Show every line in the entries below where the word "name" appears.

-- Start of DATASET EXTRACT --

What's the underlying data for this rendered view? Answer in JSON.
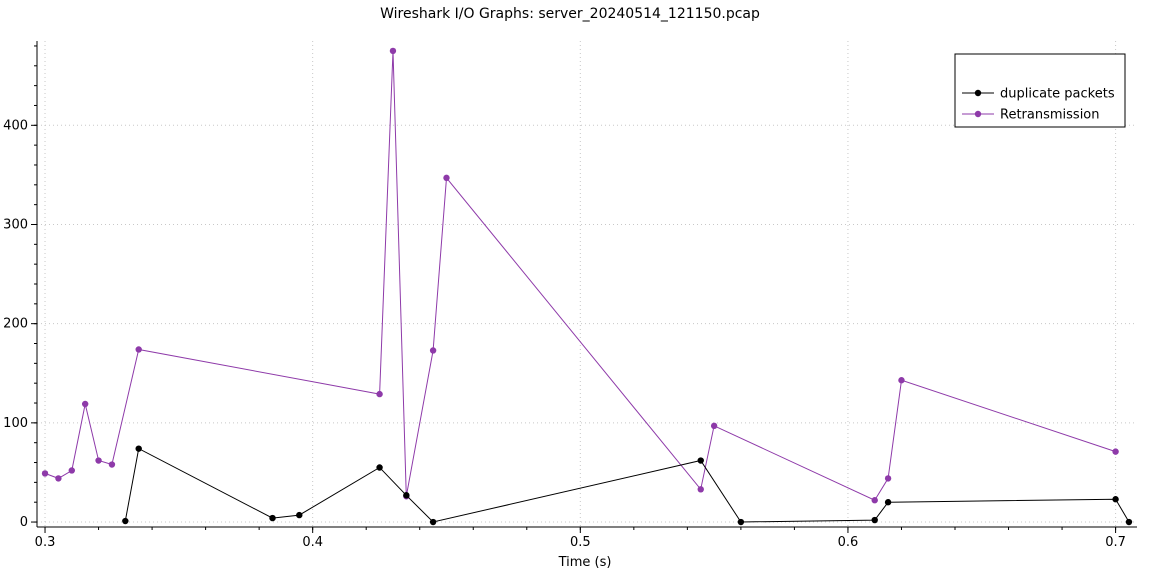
{
  "chart_data": {
    "type": "line",
    "title": "Wireshark I/O Graphs: server_20240514_121150.pcap",
    "xlabel": "Time (s)",
    "ylabel": "",
    "xlim": [
      0.297,
      0.708
    ],
    "ylim": [
      -5,
      485
    ],
    "xticks": [
      0.3,
      0.4,
      0.5,
      0.6,
      0.7
    ],
    "xtick_labels": [
      "0.3",
      "0.4",
      "0.5",
      "0.6",
      "0.7"
    ],
    "yticks": [
      0,
      100,
      200,
      300,
      400
    ],
    "ytick_labels": [
      "0",
      "100",
      "200",
      "300",
      "400"
    ],
    "grid": true,
    "legend_position": "top-right",
    "series": [
      {
        "name": "duplicate packets",
        "color": "#000000",
        "x": [
          0.33,
          0.335,
          0.385,
          0.395,
          0.425,
          0.435,
          0.445,
          0.545,
          0.56,
          0.61,
          0.615,
          0.7,
          0.705
        ],
        "y": [
          1,
          74,
          4,
          7,
          55,
          27,
          0,
          62,
          0,
          2,
          20,
          23,
          0
        ]
      },
      {
        "name": "Retransmission",
        "color": "#8e3aa9",
        "x": [
          0.3,
          0.305,
          0.31,
          0.315,
          0.32,
          0.325,
          0.335,
          0.425,
          0.43,
          0.435,
          0.445,
          0.45,
          0.545,
          0.55,
          0.61,
          0.615,
          0.62,
          0.7
        ],
        "y": [
          49,
          44,
          52,
          119,
          62,
          58,
          174,
          129,
          475,
          26,
          173,
          347,
          33,
          97,
          22,
          44,
          143,
          71
        ]
      }
    ]
  }
}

-- End of DATASET EXTRACT --

_WORKED SOLUTION:_
        "name": "duplicate packets",
        "name": "Retransmission",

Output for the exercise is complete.